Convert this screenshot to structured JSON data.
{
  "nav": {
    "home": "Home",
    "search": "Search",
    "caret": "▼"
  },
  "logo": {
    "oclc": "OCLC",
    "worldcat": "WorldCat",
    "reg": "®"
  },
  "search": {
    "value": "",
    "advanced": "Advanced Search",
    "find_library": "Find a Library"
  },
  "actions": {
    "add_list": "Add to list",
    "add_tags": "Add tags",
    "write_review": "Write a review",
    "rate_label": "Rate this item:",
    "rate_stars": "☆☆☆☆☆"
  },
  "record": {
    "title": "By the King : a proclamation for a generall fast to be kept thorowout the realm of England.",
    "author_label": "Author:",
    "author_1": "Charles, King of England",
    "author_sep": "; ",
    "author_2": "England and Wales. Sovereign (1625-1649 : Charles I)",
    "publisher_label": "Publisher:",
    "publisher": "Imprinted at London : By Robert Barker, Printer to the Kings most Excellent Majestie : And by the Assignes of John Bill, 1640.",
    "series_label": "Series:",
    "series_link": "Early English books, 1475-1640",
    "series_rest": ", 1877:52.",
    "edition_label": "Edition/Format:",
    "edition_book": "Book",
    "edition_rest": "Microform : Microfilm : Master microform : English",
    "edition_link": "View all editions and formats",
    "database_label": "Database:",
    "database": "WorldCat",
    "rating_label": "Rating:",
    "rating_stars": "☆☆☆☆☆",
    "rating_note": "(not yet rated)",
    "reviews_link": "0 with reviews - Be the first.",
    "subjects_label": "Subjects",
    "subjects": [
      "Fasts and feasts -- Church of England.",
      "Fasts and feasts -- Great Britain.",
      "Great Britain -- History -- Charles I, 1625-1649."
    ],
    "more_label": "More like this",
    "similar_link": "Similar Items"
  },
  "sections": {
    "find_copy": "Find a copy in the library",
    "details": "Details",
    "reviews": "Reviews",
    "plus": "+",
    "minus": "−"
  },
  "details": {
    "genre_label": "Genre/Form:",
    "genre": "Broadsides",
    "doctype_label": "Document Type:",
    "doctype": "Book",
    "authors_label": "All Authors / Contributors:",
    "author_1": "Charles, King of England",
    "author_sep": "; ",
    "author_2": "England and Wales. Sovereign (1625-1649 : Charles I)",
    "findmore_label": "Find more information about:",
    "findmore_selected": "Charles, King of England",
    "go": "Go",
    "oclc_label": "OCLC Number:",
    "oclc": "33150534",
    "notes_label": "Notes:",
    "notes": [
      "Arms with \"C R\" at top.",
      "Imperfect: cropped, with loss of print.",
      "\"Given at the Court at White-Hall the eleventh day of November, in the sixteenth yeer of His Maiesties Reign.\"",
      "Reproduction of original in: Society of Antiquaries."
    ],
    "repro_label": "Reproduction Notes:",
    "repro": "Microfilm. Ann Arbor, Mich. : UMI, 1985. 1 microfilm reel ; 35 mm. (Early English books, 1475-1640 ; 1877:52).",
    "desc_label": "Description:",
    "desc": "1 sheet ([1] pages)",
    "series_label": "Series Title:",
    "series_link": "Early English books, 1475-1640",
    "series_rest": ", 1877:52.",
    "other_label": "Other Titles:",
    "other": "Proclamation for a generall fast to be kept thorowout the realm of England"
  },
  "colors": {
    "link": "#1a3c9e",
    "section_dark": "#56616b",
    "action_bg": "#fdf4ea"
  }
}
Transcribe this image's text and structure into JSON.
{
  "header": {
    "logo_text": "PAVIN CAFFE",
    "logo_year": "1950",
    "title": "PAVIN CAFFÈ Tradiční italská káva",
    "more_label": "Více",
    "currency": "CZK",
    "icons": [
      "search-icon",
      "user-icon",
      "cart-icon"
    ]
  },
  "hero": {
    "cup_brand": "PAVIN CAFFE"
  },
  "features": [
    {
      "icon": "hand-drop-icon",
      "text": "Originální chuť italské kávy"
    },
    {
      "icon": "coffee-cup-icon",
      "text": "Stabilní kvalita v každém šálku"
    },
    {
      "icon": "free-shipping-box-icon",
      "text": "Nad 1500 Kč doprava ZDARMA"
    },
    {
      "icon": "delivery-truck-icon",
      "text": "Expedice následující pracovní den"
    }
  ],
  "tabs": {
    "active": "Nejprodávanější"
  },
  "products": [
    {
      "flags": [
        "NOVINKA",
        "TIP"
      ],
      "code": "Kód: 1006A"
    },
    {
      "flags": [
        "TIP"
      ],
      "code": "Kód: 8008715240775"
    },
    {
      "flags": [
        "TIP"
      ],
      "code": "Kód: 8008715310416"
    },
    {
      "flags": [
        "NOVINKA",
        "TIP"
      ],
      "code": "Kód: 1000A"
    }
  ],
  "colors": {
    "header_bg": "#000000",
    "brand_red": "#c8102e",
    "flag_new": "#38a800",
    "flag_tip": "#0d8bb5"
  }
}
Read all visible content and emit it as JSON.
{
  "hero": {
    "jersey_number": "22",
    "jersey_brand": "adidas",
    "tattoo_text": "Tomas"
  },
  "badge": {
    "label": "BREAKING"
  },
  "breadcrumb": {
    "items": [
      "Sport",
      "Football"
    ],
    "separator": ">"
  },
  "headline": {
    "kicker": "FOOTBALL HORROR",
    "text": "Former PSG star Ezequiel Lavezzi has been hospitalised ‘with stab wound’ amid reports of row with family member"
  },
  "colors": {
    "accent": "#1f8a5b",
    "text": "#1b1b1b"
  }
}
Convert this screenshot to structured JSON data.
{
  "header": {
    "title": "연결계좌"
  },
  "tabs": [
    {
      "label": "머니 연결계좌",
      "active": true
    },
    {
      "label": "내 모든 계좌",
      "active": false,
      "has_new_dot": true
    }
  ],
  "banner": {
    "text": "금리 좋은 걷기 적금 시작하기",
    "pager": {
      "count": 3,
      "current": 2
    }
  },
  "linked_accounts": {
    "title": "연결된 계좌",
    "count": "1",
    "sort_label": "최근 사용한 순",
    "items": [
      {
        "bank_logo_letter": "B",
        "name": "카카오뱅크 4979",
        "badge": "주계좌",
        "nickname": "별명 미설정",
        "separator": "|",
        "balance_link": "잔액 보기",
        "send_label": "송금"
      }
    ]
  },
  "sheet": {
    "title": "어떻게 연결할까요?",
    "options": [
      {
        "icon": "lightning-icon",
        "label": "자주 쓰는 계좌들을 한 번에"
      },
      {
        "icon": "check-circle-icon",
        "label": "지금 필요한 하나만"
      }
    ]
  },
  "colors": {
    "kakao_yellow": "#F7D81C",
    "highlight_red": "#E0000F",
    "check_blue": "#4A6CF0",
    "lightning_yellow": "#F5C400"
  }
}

__Instructions to follow__.
Report the number of lines above that contain the word "English", and only that number.

__Output of the task__.
4